EXERCISE TASK –
Restate the listing below word for word, omitting any images.

"""

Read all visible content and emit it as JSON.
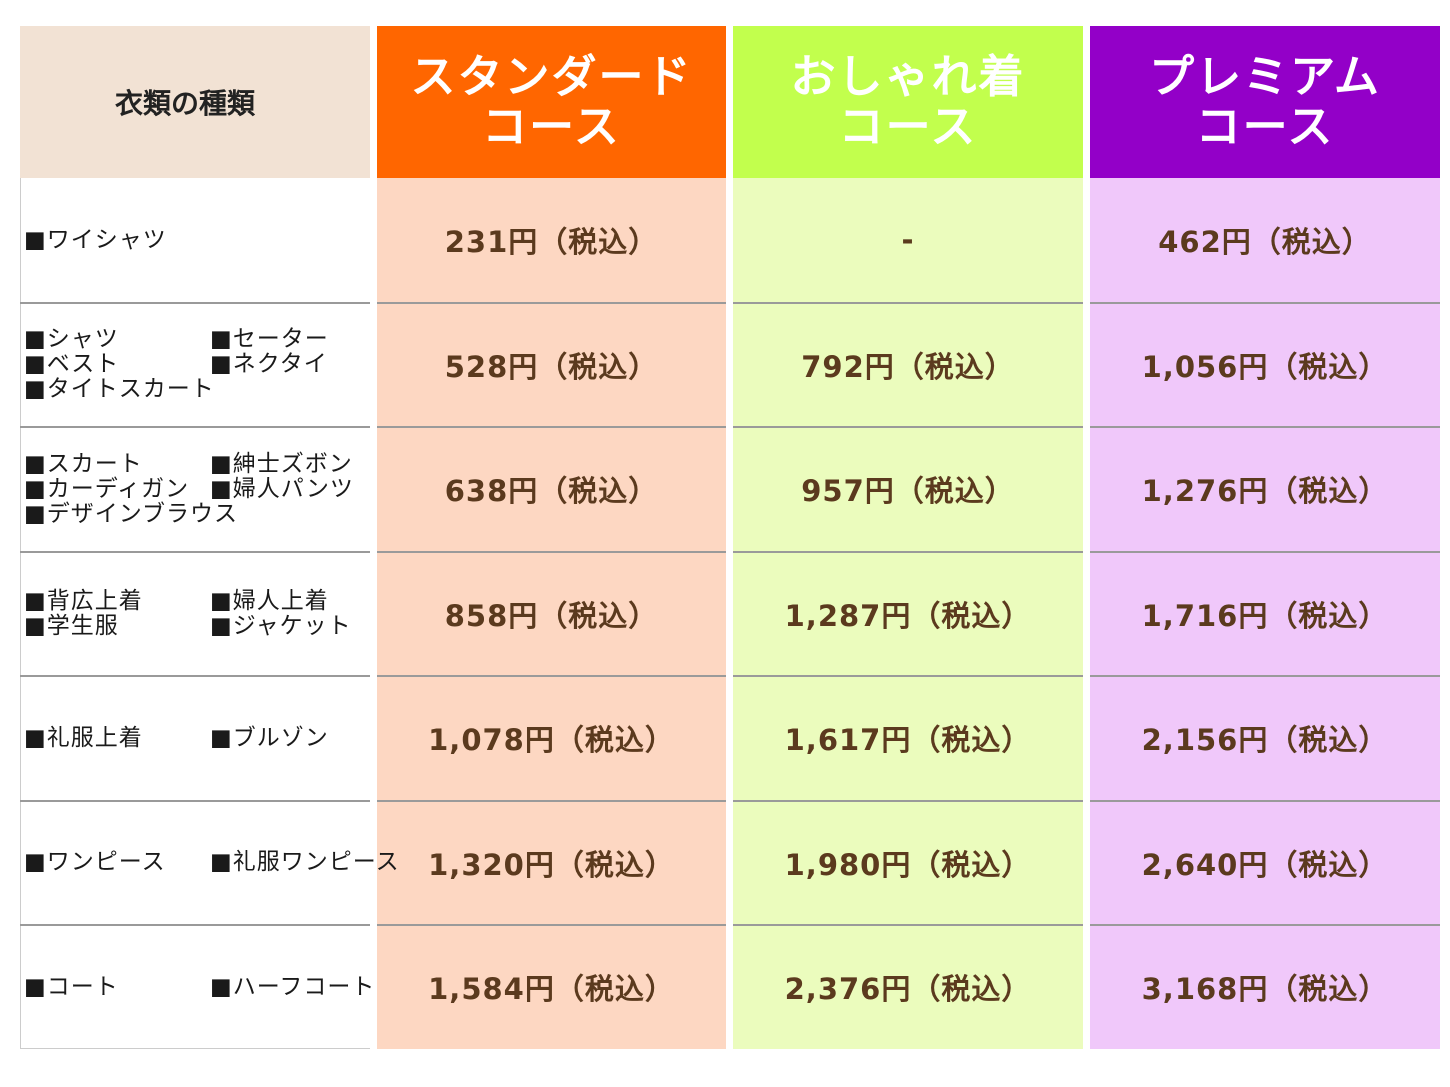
{
  "header": {
    "label": "衣類の種類",
    "courses": [
      {
        "line1": "スタンダード",
        "line2": "コース",
        "color": "#ff6600"
      },
      {
        "line1": "おしゃれ着",
        "line2": "コース",
        "color": "#c2ff4d"
      },
      {
        "line1": "プレミアム",
        "line2": "コース",
        "color": "#9300c8"
      }
    ]
  },
  "rows": [
    {
      "items": [
        "■ワイシャツ"
      ],
      "prices": [
        "231円（税込）",
        "-",
        "462円（税込）"
      ]
    },
    {
      "items": [
        "■シャツ",
        "■セーター",
        "■ベスト",
        "■ネクタイ",
        "■タイトスカート"
      ],
      "prices": [
        "528円（税込）",
        "792円（税込）",
        "1,056円（税込）"
      ]
    },
    {
      "items": [
        "■スカート",
        "■紳士ズボン",
        "■カーディガン",
        "■婦人パンツ",
        "■デザインブラウス"
      ],
      "prices": [
        "638円（税込）",
        "957円（税込）",
        "1,276円（税込）"
      ]
    },
    {
      "items": [
        "■背広上着",
        "■婦人上着",
        "■学生服",
        "■ジャケット"
      ],
      "prices": [
        "858円（税込）",
        "1,287円（税込）",
        "1,716円（税込）"
      ]
    },
    {
      "items": [
        "■礼服上着",
        "■ブルゾン"
      ],
      "prices": [
        "1,078円（税込）",
        "1,617円（税込）",
        "2,156円（税込）"
      ]
    },
    {
      "items": [
        "■ワンピース",
        "■礼服ワンピース"
      ],
      "prices": [
        "1,320円（税込）",
        "1,980円（税込）",
        "2,640円（税込）"
      ]
    },
    {
      "items": [
        "■コート",
        "■ハーフコート"
      ],
      "prices": [
        "1,584円（税込）",
        "2,376円（税込）",
        "3,168円（税込）"
      ]
    }
  ]
}
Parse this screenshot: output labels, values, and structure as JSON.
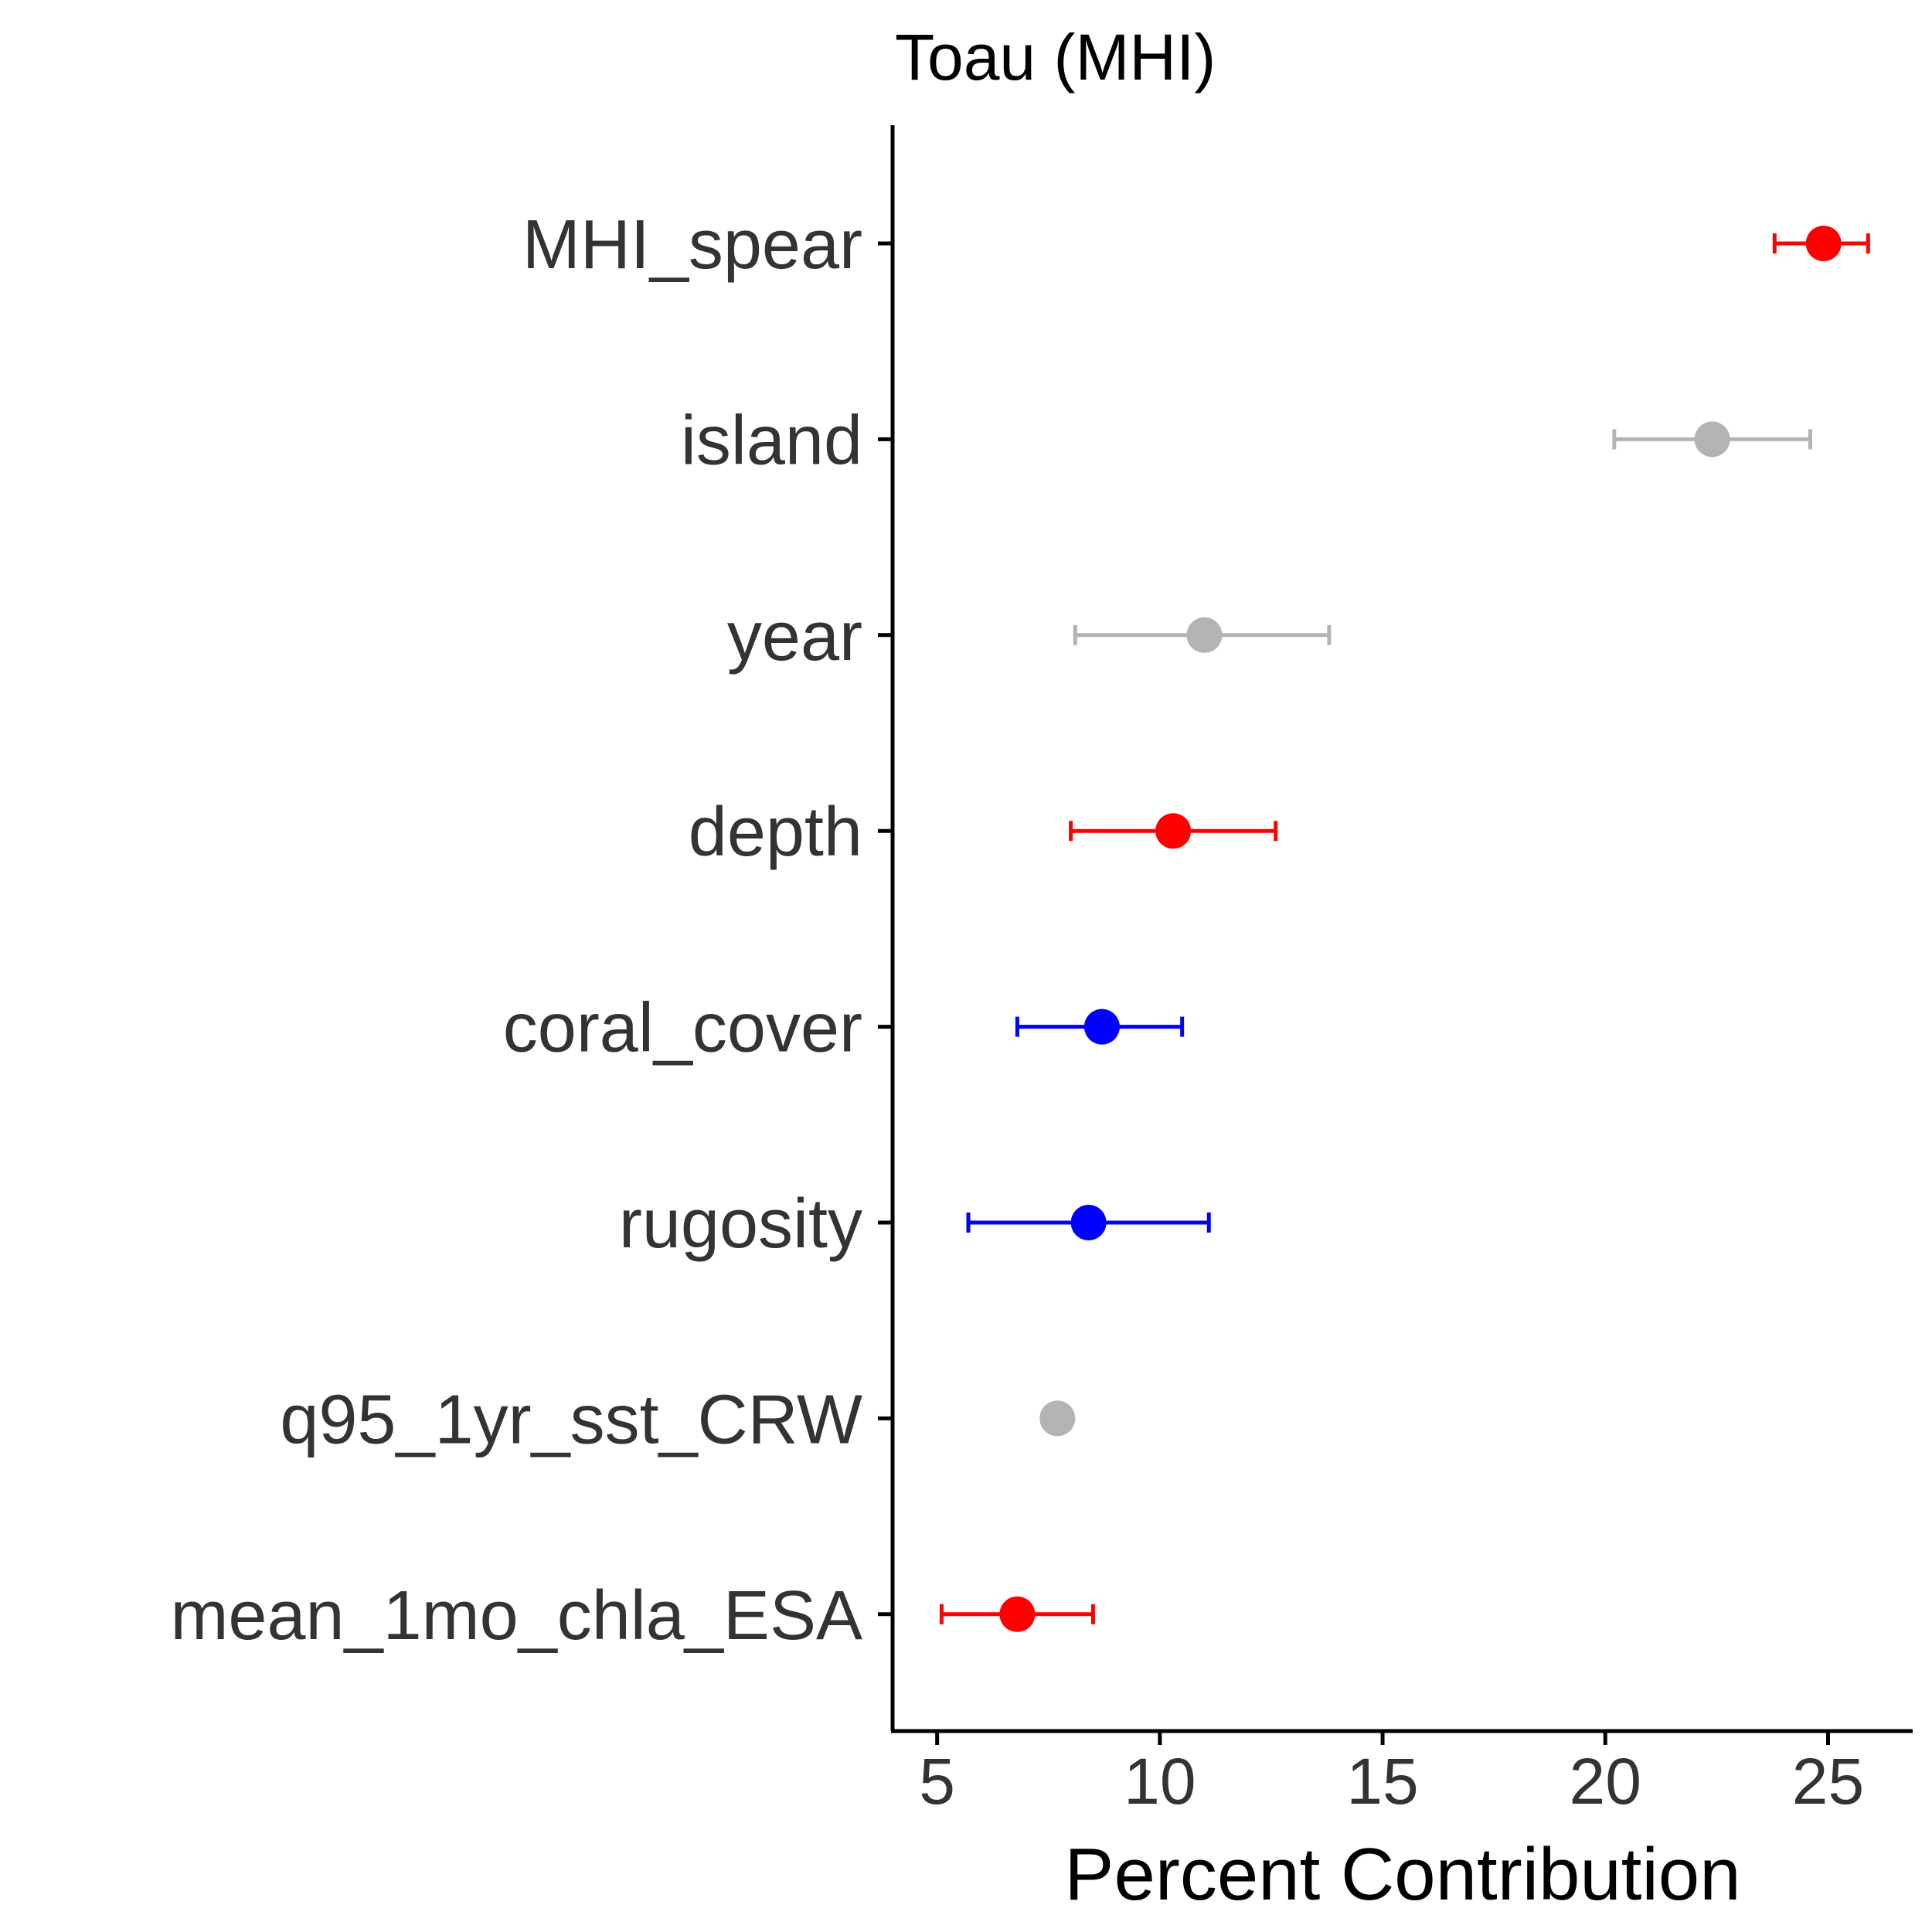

"""

THE RESPONSE –
Read all visible content and emit it as JSON.
{
  "header": {
    "label": "衣類の種類",
    "courses": [
      {
        "line1": "スタンダード",
        "line2": "コース",
        "color": "#ff6600"
      },
      {
        "line1": "おしゃれ着",
        "line2": "コース",
        "color": "#c2ff4d"
      },
      {
        "line1": "プレミアム",
        "line2": "コース",
        "color": "#9300c8"
      }
    ]
  },
  "rows": [
    {
      "items": [
        "■ワイシャツ"
      ],
      "prices": [
        "231円（税込）",
        "-",
        "462円（税込）"
      ]
    },
    {
      "items": [
        "■シャツ",
        "■セーター",
        "■ベスト",
        "■ネクタイ",
        "■タイトスカート"
      ],
      "prices": [
        "528円（税込）",
        "792円（税込）",
        "1,056円（税込）"
      ]
    },
    {
      "items": [
        "■スカート",
        "■紳士ズボン",
        "■カーディガン",
        "■婦人パンツ",
        "■デザインブラウス"
      ],
      "prices": [
        "638円（税込）",
        "957円（税込）",
        "1,276円（税込）"
      ]
    },
    {
      "items": [
        "■背広上着",
        "■婦人上着",
        "■学生服",
        "■ジャケット"
      ],
      "prices": [
        "858円（税込）",
        "1,287円（税込）",
        "1,716円（税込）"
      ]
    },
    {
      "items": [
        "■礼服上着",
        "■ブルゾン"
      ],
      "prices": [
        "1,078円（税込）",
        "1,617円（税込）",
        "2,156円（税込）"
      ]
    },
    {
      "items": [
        "■ワンピース",
        "■礼服ワンピース"
      ],
      "prices": [
        "1,320円（税込）",
        "1,980円（税込）",
        "2,640円（税込）"
      ]
    },
    {
      "items": [
        "■コート",
        "■ハーフコート"
      ],
      "prices": [
        "1,584円（税込）",
        "2,376円（税込）",
        "3,168円（税込）"
      ]
    }
  ]
}
Parse this screenshot: output labels, values, and structure as JSON.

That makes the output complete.